Carry none of the pictures over; write out the complete data exactly.

### Source data
● ● ● ● ●

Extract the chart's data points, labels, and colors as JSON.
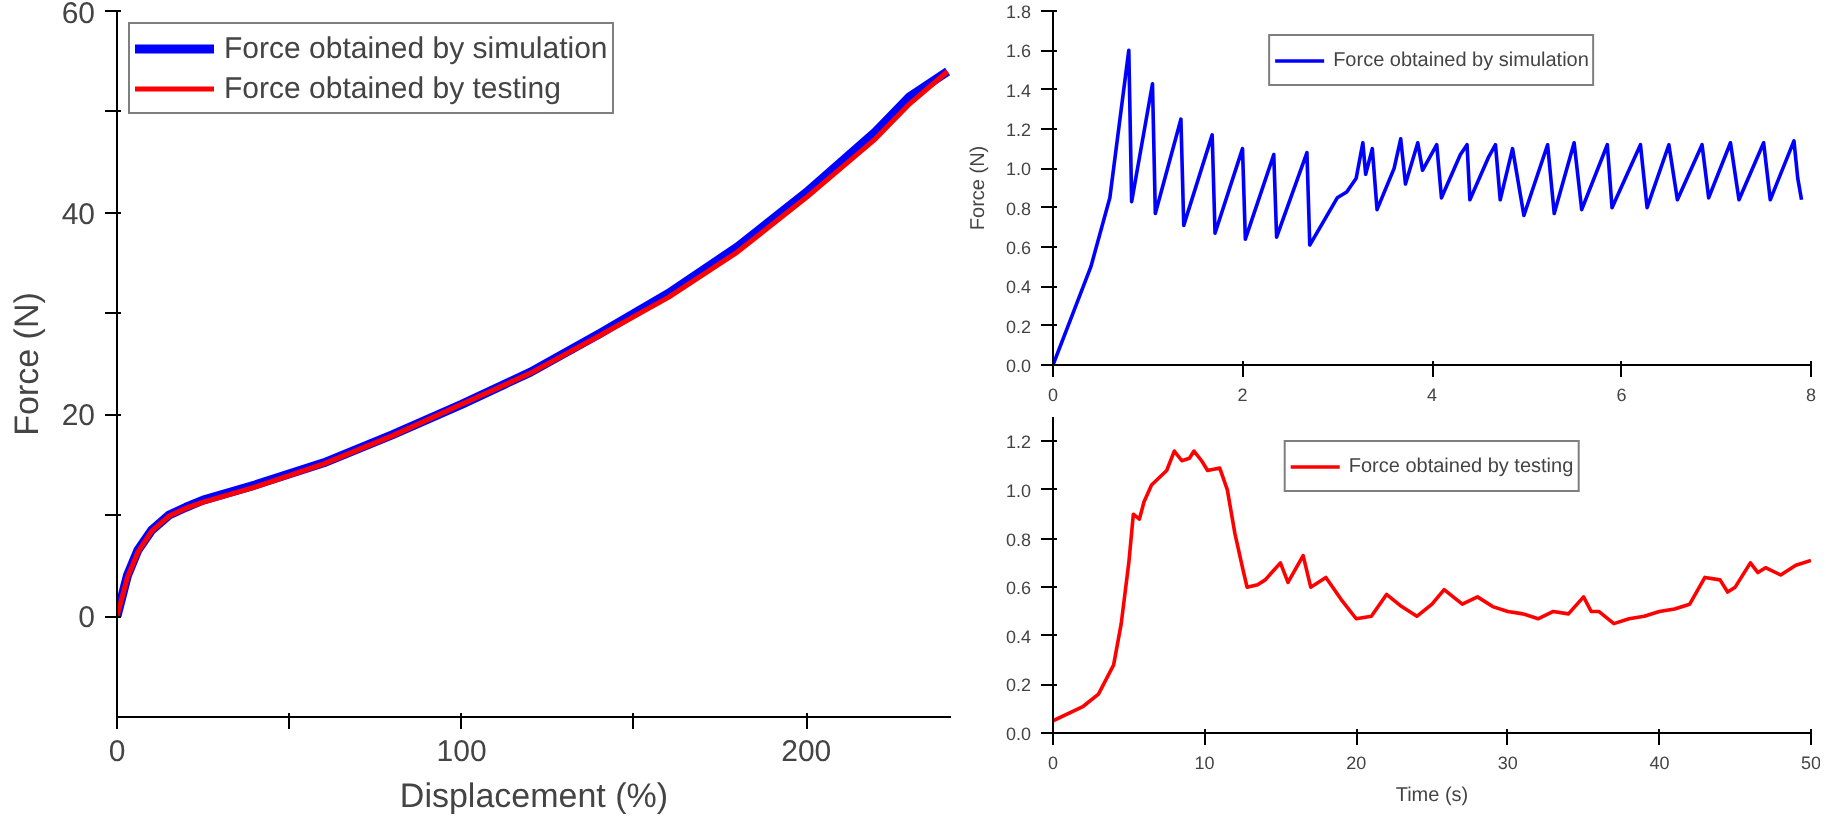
{
  "chart_data": [
    {
      "type": "line",
      "xlabel": "Displacement (%)",
      "ylabel": "Force (N)",
      "xlim": [
        0,
        242
      ],
      "ylim": [
        -10,
        60
      ],
      "xticks": [
        0,
        {
          "value": 50,
          "label": null
        },
        100,
        {
          "value": 150,
          "label": null
        },
        200
      ],
      "yticks": [
        0,
        {
          "value": 10,
          "label": null
        },
        20,
        {
          "value": 30,
          "label": null
        },
        40,
        {
          "value": 50,
          "label": null
        },
        60
      ],
      "legend": "top left",
      "grid": false,
      "line_style": "solid",
      "marker": "none",
      "series": [
        {
          "name": "Force obtained by simulation",
          "color": "#0000ff",
          "x": [
            0,
            3,
            6,
            10,
            15,
            20,
            25,
            40,
            60,
            80,
            100,
            120,
            140,
            160,
            180,
            200,
            220,
            230,
            241
          ],
          "values": [
            0,
            4,
            6.5,
            8.5,
            10,
            10.8,
            11.5,
            13,
            15.2,
            18,
            21,
            24.2,
            28,
            32,
            36.6,
            42,
            48,
            51.5,
            54
          ]
        },
        {
          "name": "Force obtained by testing",
          "color": "#ff0000",
          "x": [
            0,
            3,
            6,
            10,
            15,
            20,
            25,
            40,
            60,
            80,
            100,
            120,
            140,
            160,
            180,
            200,
            220,
            230,
            241
          ],
          "values": [
            0,
            3.8,
            6.3,
            8.4,
            9.9,
            10.7,
            11.3,
            12.8,
            15.1,
            17.9,
            21,
            24.1,
            27.8,
            31.6,
            36.1,
            41.5,
            47.3,
            50.8,
            54
          ]
        }
      ]
    },
    {
      "type": "line",
      "ylabel": "Force (N)",
      "xlim": [
        0,
        8
      ],
      "ylim": [
        0,
        1.8
      ],
      "xticks": [
        0,
        2,
        4,
        6,
        8
      ],
      "yticks": [
        {
          "value": 0,
          "label": "0.0"
        },
        0.2,
        0.4,
        0.6,
        0.8,
        {
          "value": 1,
          "label": "1.0"
        },
        1.2,
        1.4,
        1.6,
        1.8
      ],
      "legend": "top",
      "grid": false,
      "line_style": "solid",
      "marker": "none",
      "series": [
        {
          "name": "Force obtained by simulation",
          "color": "#0000ff",
          "x": [
            0,
            0.2,
            0.4,
            0.6,
            0.8,
            0.83,
            1.05,
            1.08,
            1.35,
            1.38,
            1.68,
            1.71,
            2.0,
            2.03,
            2.33,
            2.36,
            2.68,
            2.71,
            3.0,
            3.1,
            3.2,
            3.27,
            3.3,
            3.37,
            3.42,
            3.6,
            3.67,
            3.72,
            3.85,
            3.9,
            4.05,
            4.1,
            4.3,
            4.37,
            4.4,
            4.6,
            4.67,
            4.72,
            4.85,
            4.97,
            5.22,
            5.29,
            5.5,
            5.58,
            5.85,
            5.9,
            6.2,
            6.27,
            6.5,
            6.59,
            6.85,
            6.92,
            7.15,
            7.24,
            7.5,
            7.57,
            7.82,
            7.86,
            7.9
          ],
          "values": [
            0,
            0.25,
            0.5,
            0.85,
            1.6,
            0.83,
            1.43,
            0.77,
            1.25,
            0.71,
            1.17,
            0.67,
            1.1,
            0.64,
            1.07,
            0.65,
            1.08,
            0.61,
            0.85,
            0.88,
            0.95,
            1.13,
            0.97,
            1.1,
            0.79,
            1.0,
            1.15,
            0.92,
            1.13,
            0.99,
            1.12,
            0.85,
            1.07,
            1.12,
            0.84,
            1.06,
            1.12,
            0.84,
            1.1,
            0.76,
            1.12,
            0.77,
            1.13,
            0.79,
            1.12,
            0.8,
            1.12,
            0.8,
            1.12,
            0.84,
            1.12,
            0.85,
            1.13,
            0.84,
            1.13,
            0.84,
            1.14,
            0.95,
            0.84
          ]
        }
      ]
    },
    {
      "type": "line",
      "xlabel": "Time (s)",
      "xlim": [
        0,
        50
      ],
      "ylim": [
        0,
        1.3
      ],
      "xticks": [
        0,
        10,
        20,
        30,
        40,
        50
      ],
      "yticks": [
        {
          "value": 0,
          "label": "0.0"
        },
        0.2,
        0.4,
        0.6,
        0.8,
        {
          "value": 1,
          "label": "1.0"
        },
        1.2
      ],
      "legend": "top",
      "grid": false,
      "line_style": "solid",
      "marker": "none",
      "series": [
        {
          "name": "Force obtained by testing",
          "color": "#ff0000",
          "x": [
            0,
            2,
            3,
            4,
            4.5,
            5,
            5.3,
            5.7,
            6,
            6.5,
            7,
            7.5,
            8,
            8.5,
            9,
            9.3,
            9.8,
            10.2,
            11,
            11.5,
            12,
            12.5,
            12.8,
            13.5,
            14,
            15,
            15.5,
            16.5,
            17,
            18,
            19,
            20,
            21,
            22,
            23,
            24,
            25,
            25.8,
            27,
            28,
            29,
            30,
            31,
            32,
            33,
            34,
            35,
            35.5,
            36,
            37,
            38,
            39,
            40,
            41,
            42,
            43,
            44,
            44.5,
            45,
            46,
            46.5,
            47,
            48,
            49,
            50
          ],
          "values": [
            0.05,
            0.11,
            0.16,
            0.28,
            0.45,
            0.7,
            0.9,
            0.88,
            0.95,
            1.02,
            1.05,
            1.08,
            1.16,
            1.12,
            1.13,
            1.16,
            1.12,
            1.08,
            1.09,
            1.0,
            0.82,
            0.68,
            0.6,
            0.61,
            0.63,
            0.7,
            0.62,
            0.73,
            0.6,
            0.64,
            0.55,
            0.47,
            0.48,
            0.57,
            0.52,
            0.48,
            0.53,
            0.59,
            0.53,
            0.56,
            0.52,
            0.5,
            0.49,
            0.47,
            0.5,
            0.49,
            0.56,
            0.5,
            0.5,
            0.45,
            0.47,
            0.48,
            0.5,
            0.51,
            0.53,
            0.64,
            0.63,
            0.58,
            0.6,
            0.7,
            0.66,
            0.68,
            0.65,
            0.69,
            0.71
          ]
        }
      ]
    }
  ]
}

● ● ● ● ●

### Output for this task
Extract the chart's data points, labels, and colors as JSON.
{
  "chart_data": [
    {
      "type": "line",
      "xlabel": "Displacement (%)",
      "ylabel": "Force (N)",
      "xlim": [
        0,
        242
      ],
      "ylim": [
        -10,
        60
      ],
      "xticks": [
        0,
        {
          "value": 50,
          "label": null
        },
        100,
        {
          "value": 150,
          "label": null
        },
        200
      ],
      "yticks": [
        0,
        {
          "value": 10,
          "label": null
        },
        20,
        {
          "value": 30,
          "label": null
        },
        40,
        {
          "value": 50,
          "label": null
        },
        60
      ],
      "legend": "top left",
      "grid": false,
      "line_style": "solid",
      "marker": "none",
      "series": [
        {
          "name": "Force obtained by simulation",
          "color": "#0000ff",
          "x": [
            0,
            3,
            6,
            10,
            15,
            20,
            25,
            40,
            60,
            80,
            100,
            120,
            140,
            160,
            180,
            200,
            220,
            230,
            241
          ],
          "values": [
            0,
            4,
            6.5,
            8.5,
            10,
            10.8,
            11.5,
            13,
            15.2,
            18,
            21,
            24.2,
            28,
            32,
            36.6,
            42,
            48,
            51.5,
            54
          ]
        },
        {
          "name": "Force obtained by testing",
          "color": "#ff0000",
          "x": [
            0,
            3,
            6,
            10,
            15,
            20,
            25,
            40,
            60,
            80,
            100,
            120,
            140,
            160,
            180,
            200,
            220,
            230,
            241
          ],
          "values": [
            0,
            3.8,
            6.3,
            8.4,
            9.9,
            10.7,
            11.3,
            12.8,
            15.1,
            17.9,
            21,
            24.1,
            27.8,
            31.6,
            36.1,
            41.5,
            47.3,
            50.8,
            54
          ]
        }
      ]
    },
    {
      "type": "line",
      "ylabel": "Force (N)",
      "xlim": [
        0,
        8
      ],
      "ylim": [
        0,
        1.8
      ],
      "xticks": [
        0,
        2,
        4,
        6,
        8
      ],
      "yticks": [
        {
          "value": 0,
          "label": "0.0"
        },
        0.2,
        0.4,
        0.6,
        0.8,
        {
          "value": 1,
          "label": "1.0"
        },
        1.2,
        1.4,
        1.6,
        1.8
      ],
      "legend": "top",
      "grid": false,
      "line_style": "solid",
      "marker": "none",
      "series": [
        {
          "name": "Force obtained by simulation",
          "color": "#0000ff",
          "x": [
            0,
            0.2,
            0.4,
            0.6,
            0.8,
            0.83,
            1.05,
            1.08,
            1.35,
            1.38,
            1.68,
            1.71,
            2.0,
            2.03,
            2.33,
            2.36,
            2.68,
            2.71,
            3.0,
            3.1,
            3.2,
            3.27,
            3.3,
            3.37,
            3.42,
            3.6,
            3.67,
            3.72,
            3.85,
            3.9,
            4.05,
            4.1,
            4.3,
            4.37,
            4.4,
            4.6,
            4.67,
            4.72,
            4.85,
            4.97,
            5.22,
            5.29,
            5.5,
            5.58,
            5.85,
            5.9,
            6.2,
            6.27,
            6.5,
            6.59,
            6.85,
            6.92,
            7.15,
            7.24,
            7.5,
            7.57,
            7.82,
            7.86,
            7.9
          ],
          "values": [
            0,
            0.25,
            0.5,
            0.85,
            1.6,
            0.83,
            1.43,
            0.77,
            1.25,
            0.71,
            1.17,
            0.67,
            1.1,
            0.64,
            1.07,
            0.65,
            1.08,
            0.61,
            0.85,
            0.88,
            0.95,
            1.13,
            0.97,
            1.1,
            0.79,
            1.0,
            1.15,
            0.92,
            1.13,
            0.99,
            1.12,
            0.85,
            1.07,
            1.12,
            0.84,
            1.06,
            1.12,
            0.84,
            1.1,
            0.76,
            1.12,
            0.77,
            1.13,
            0.79,
            1.12,
            0.8,
            1.12,
            0.8,
            1.12,
            0.84,
            1.12,
            0.85,
            1.13,
            0.84,
            1.13,
            0.84,
            1.14,
            0.95,
            0.84
          ]
        }
      ]
    },
    {
      "type": "line",
      "xlabel": "Time (s)",
      "xlim": [
        0,
        50
      ],
      "ylim": [
        0,
        1.3
      ],
      "xticks": [
        0,
        10,
        20,
        30,
        40,
        50
      ],
      "yticks": [
        {
          "value": 0,
          "label": "0.0"
        },
        0.2,
        0.4,
        0.6,
        0.8,
        {
          "value": 1,
          "label": "1.0"
        },
        1.2
      ],
      "legend": "top",
      "grid": false,
      "line_style": "solid",
      "marker": "none",
      "series": [
        {
          "name": "Force obtained by testing",
          "color": "#ff0000",
          "x": [
            0,
            2,
            3,
            4,
            4.5,
            5,
            5.3,
            5.7,
            6,
            6.5,
            7,
            7.5,
            8,
            8.5,
            9,
            9.3,
            9.8,
            10.2,
            11,
            11.5,
            12,
            12.5,
            12.8,
            13.5,
            14,
            15,
            15.5,
            16.5,
            17,
            18,
            19,
            20,
            21,
            22,
            23,
            24,
            25,
            25.8,
            27,
            28,
            29,
            30,
            31,
            32,
            33,
            34,
            35,
            35.5,
            36,
            37,
            38,
            39,
            40,
            41,
            42,
            43,
            44,
            44.5,
            45,
            46,
            46.5,
            47,
            48,
            49,
            50
          ],
          "values": [
            0.05,
            0.11,
            0.16,
            0.28,
            0.45,
            0.7,
            0.9,
            0.88,
            0.95,
            1.02,
            1.05,
            1.08,
            1.16,
            1.12,
            1.13,
            1.16,
            1.12,
            1.08,
            1.09,
            1.0,
            0.82,
            0.68,
            0.6,
            0.61,
            0.63,
            0.7,
            0.62,
            0.73,
            0.6,
            0.64,
            0.55,
            0.47,
            0.48,
            0.57,
            0.52,
            0.48,
            0.53,
            0.59,
            0.53,
            0.56,
            0.52,
            0.5,
            0.49,
            0.47,
            0.5,
            0.49,
            0.56,
            0.5,
            0.5,
            0.45,
            0.47,
            0.48,
            0.5,
            0.51,
            0.53,
            0.64,
            0.63,
            0.58,
            0.6,
            0.7,
            0.66,
            0.68,
            0.65,
            0.69,
            0.71
          ]
        }
      ]
    }
  ]
}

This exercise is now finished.